» INSTRUCTIONS FOR THE TASK
Find each line containing the string "viene" and return it.

[Stored records]
--- begin ---

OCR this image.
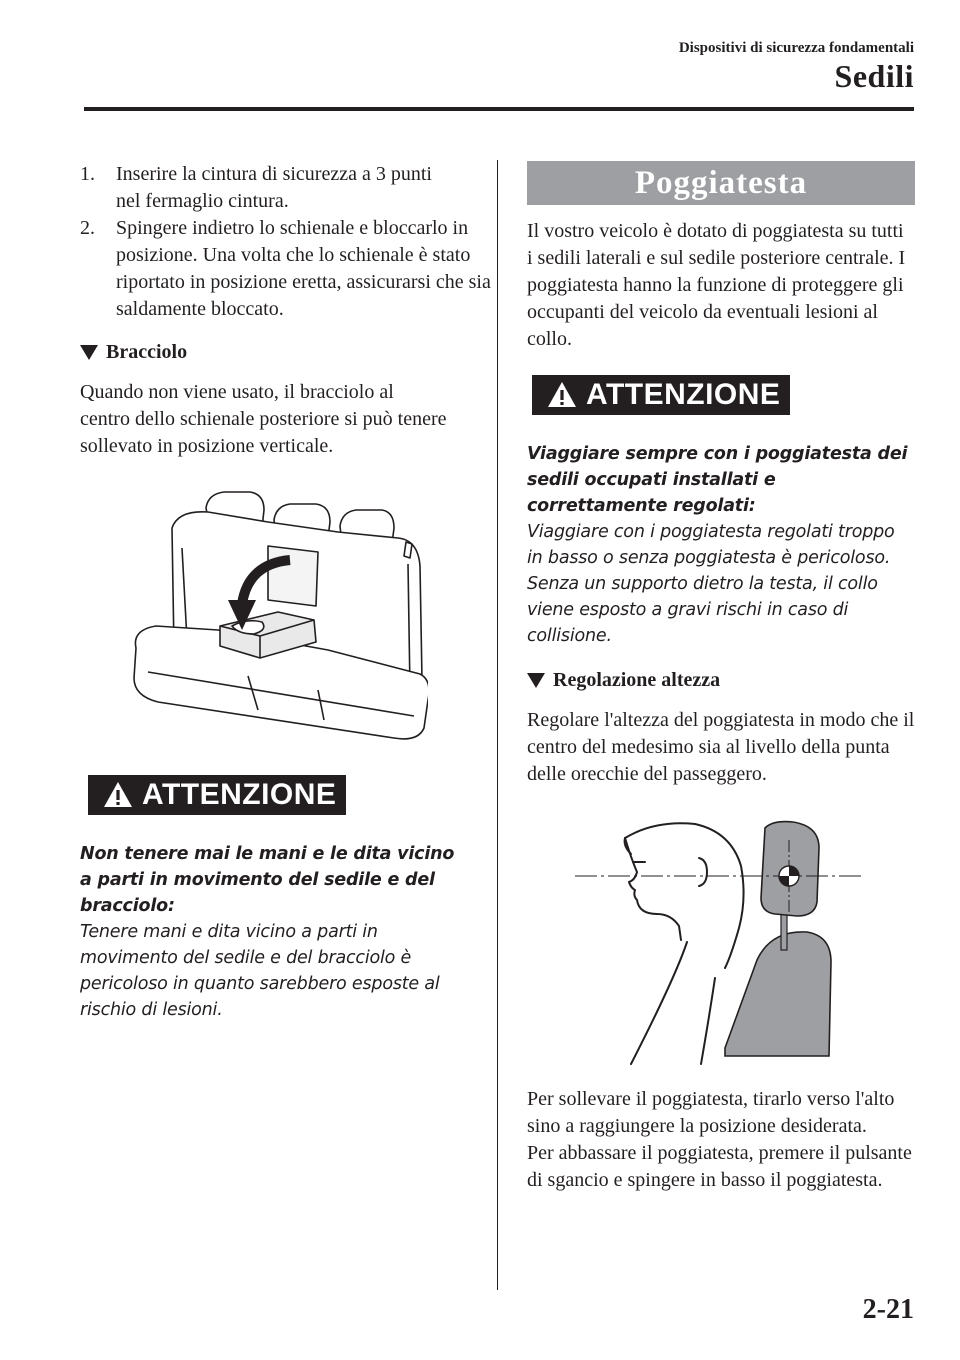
Dispositivi di sicurezza fondamentali
Sedili
1. Inserire la cintura di sicurezza a 3 punti nel fermaglio cintura.
2. Spingere indietro lo schienale e bloccarlo in posizione. Una volta che lo schienale è stato riportato in posizione eretta, assicurarsi che sia saldamente bloccato.
Bracciolo

Quando non viene usato, il bracciolo al centro dello schienale posteriore si può tenere sollevato in posizione verticale.

ATTENZIONE

Non tenere mai le mani e le dita vicino a parti in movimento del sedile e del bracciolo:

Tenere mani e dita vicino a parti in movimento del sedile e del bracciolo è pericoloso in quanto sarebbero esposte al rischio di lesioni.

Poggiatesta

Il vostro veicolo è dotato di poggiatesta su tutti i sedili laterali e sul sedile posteriore centrale. I poggiatesta hanno la funzione di proteggere gli occupanti del veicolo da eventuali lesioni al collo.

ATTENZIONE

Viaggiare sempre con i poggiatesta dei sedili occupati installati e correttamente regolati:

Viaggiare con i poggiatesta regolati troppo in basso o senza poggiatesta è pericoloso. Senza un supporto dietro la testa, il collo viene esposto a gravi rischi in caso di collisione.

Regolazione altezza

Regolare l'altezza del poggiatesta in modo che il centro del medesimo sia al livello della punta delle orecchie del passeggero.

Per sollevare il poggiatesta, tirarlo verso l'alto sino a raggiungere la posizione desiderata.

Per abbassare il poggiatesta, premere il pulsante di sgancio e spingere in basso il poggiatesta.

2-21
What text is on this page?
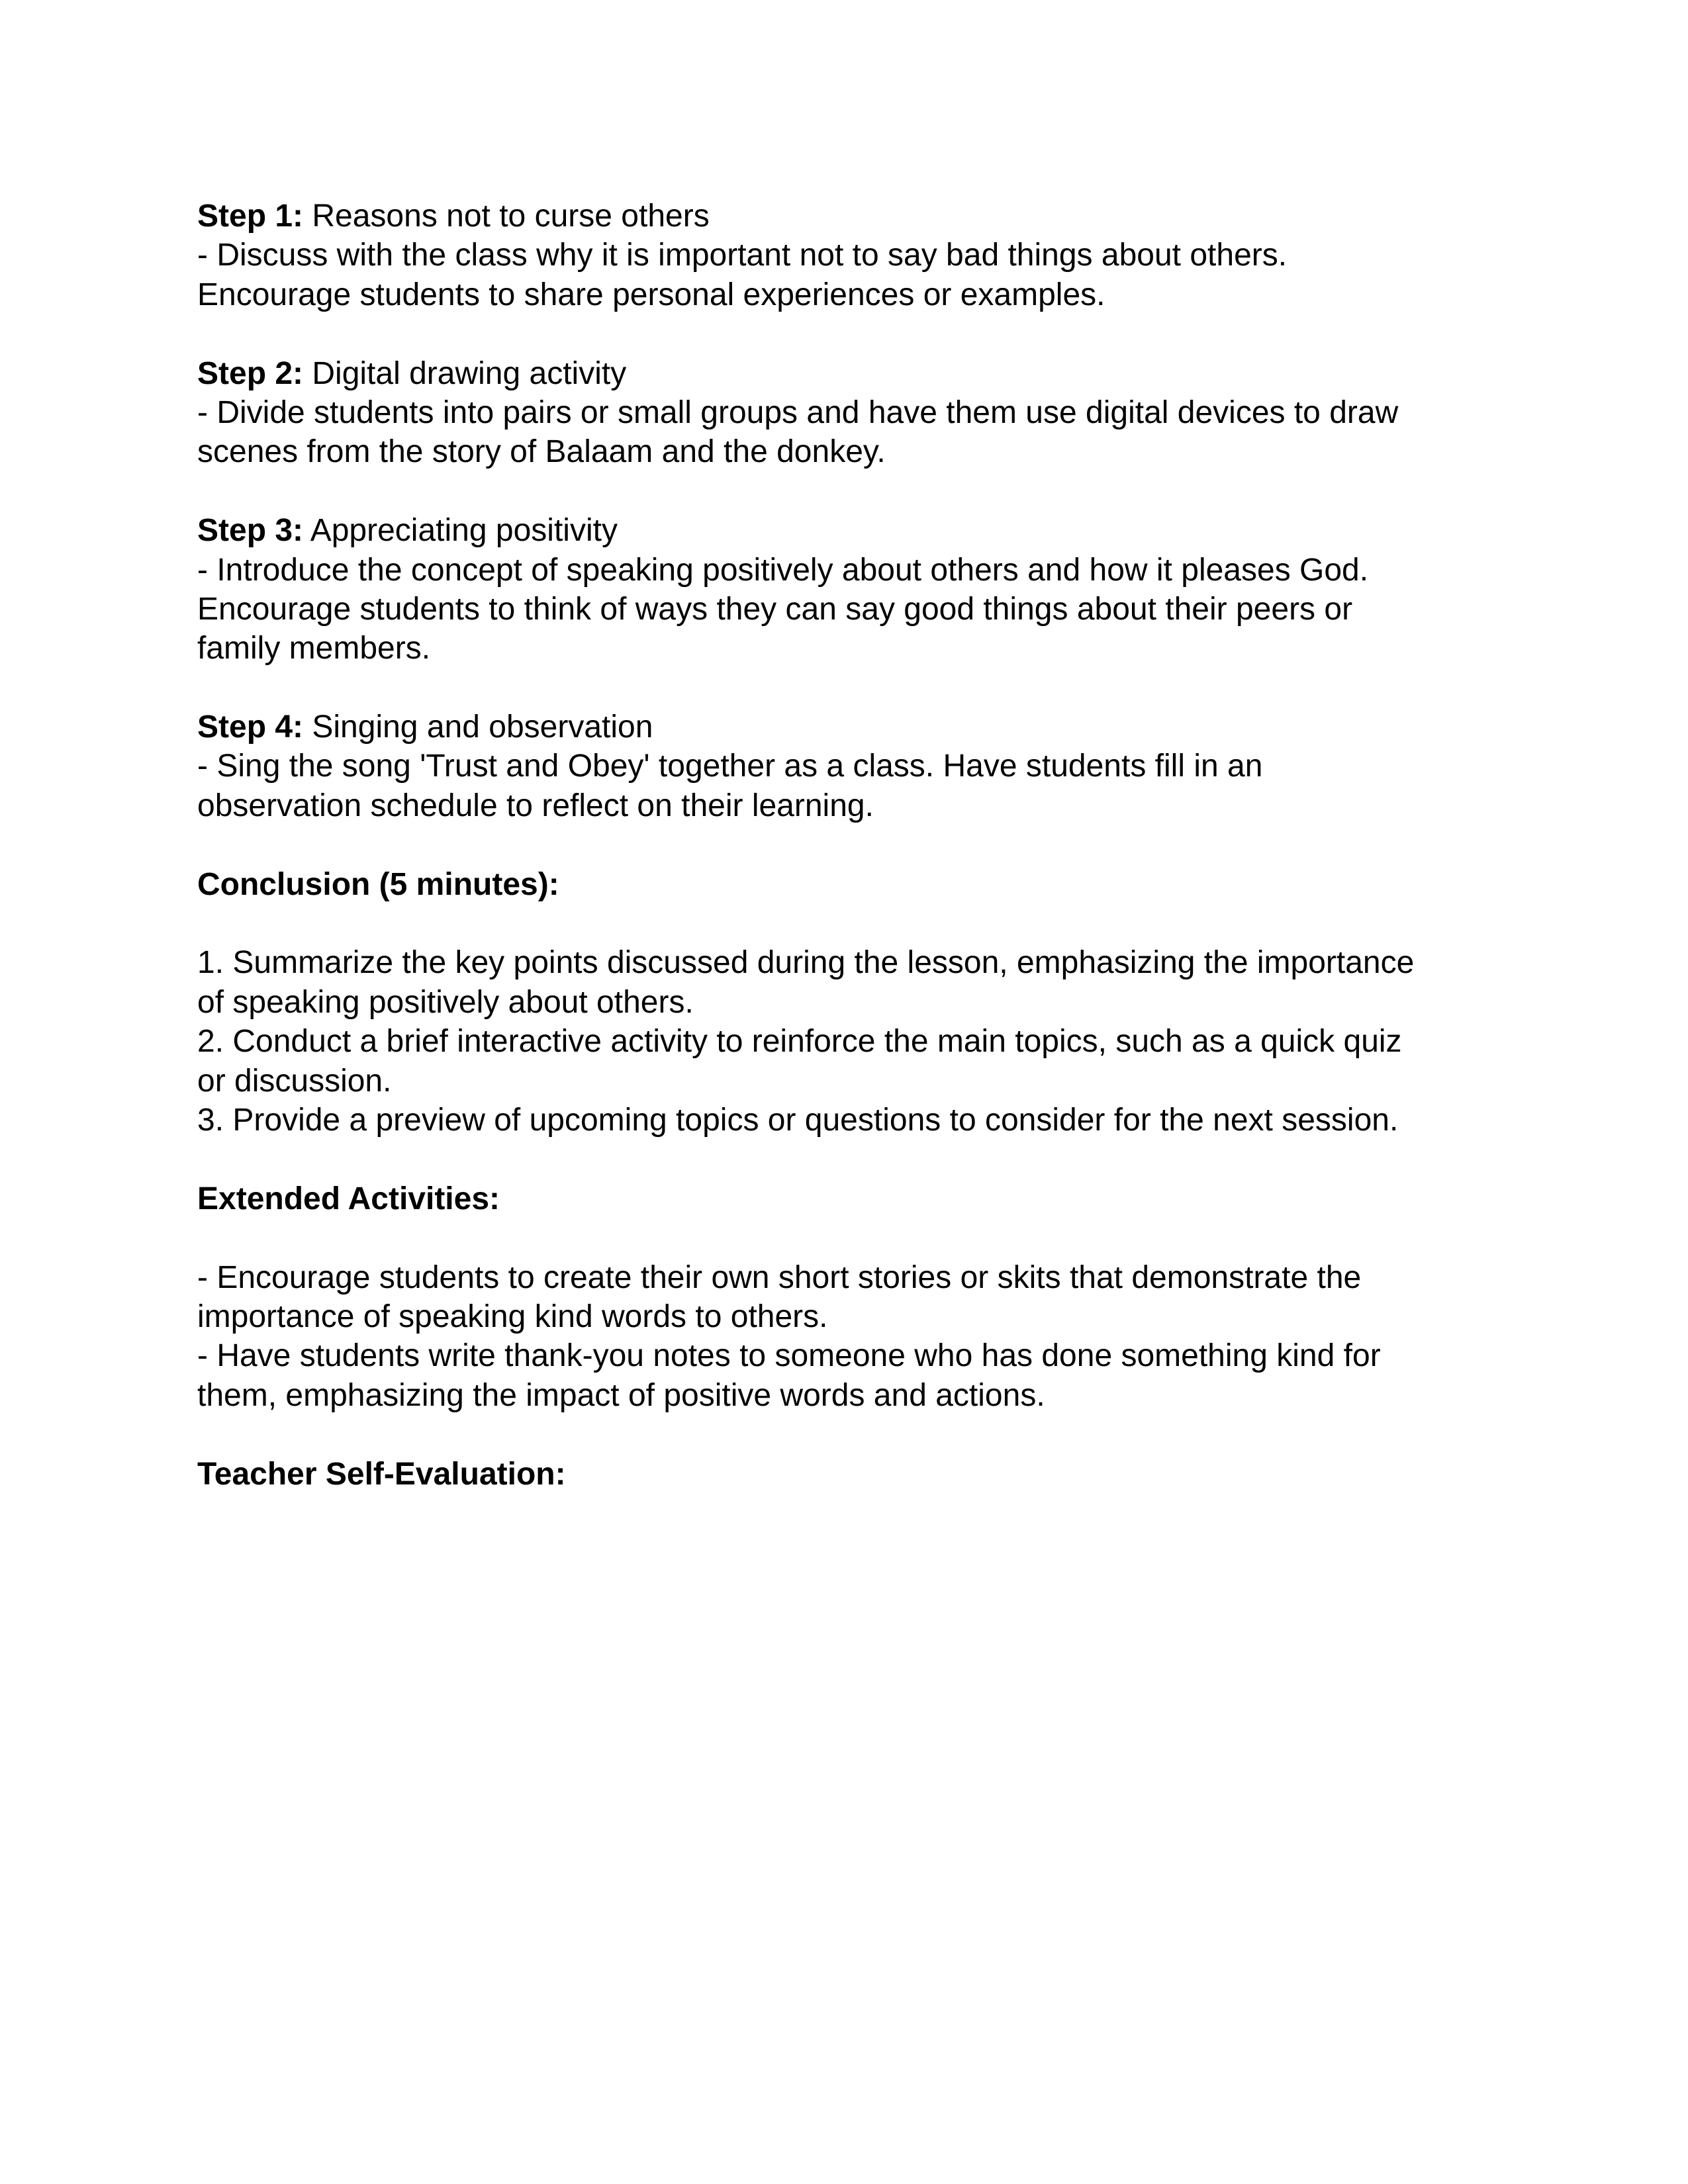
Step 1: Reasons not to curse others
- Discuss with the class why it is important not to say bad things about others.
Encourage students to share personal experiences or examples.
Step 2: Digital drawing activity
- Divide students into pairs or small groups and have them use digital devices to draw
scenes from the story of Balaam and the donkey.
Step 3: Appreciating positivity
- Introduce the concept of speaking positively about others and how it pleases God.
Encourage students to think of ways they can say good things about their peers or
family members.
Step 4: Singing and observation
- Sing the song 'Trust and Obey' together as a class. Have students fill in an
observation schedule to reflect on their learning.
Conclusion (5 minutes):
1. Summarize the key points discussed during the lesson, emphasizing the importance
of speaking positively about others.
2. Conduct a brief interactive activity to reinforce the main topics, such as a quick quiz
or discussion.
3. Provide a preview of upcoming topics or questions to consider for the next session.
Extended Activities:
- Encourage students to create their own short stories or skits that demonstrate the
importance of speaking kind words to others.
- Have students write thank-you notes to someone who has done something kind for
them, emphasizing the impact of positive words and actions.
Teacher Self-Evaluation:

--- end ---

» COMPLETE RESPONSE
Quando non viene usato, il bracciolo al centro dello schienale posteriore si può tenere sollevato in posizione verticale.
Viaggiare con i poggiatesta regolati troppo in basso o senza poggiatesta è pericoloso. Senza un supporto dietro la testa, il collo viene esposto a gravi rischi in caso di collisione.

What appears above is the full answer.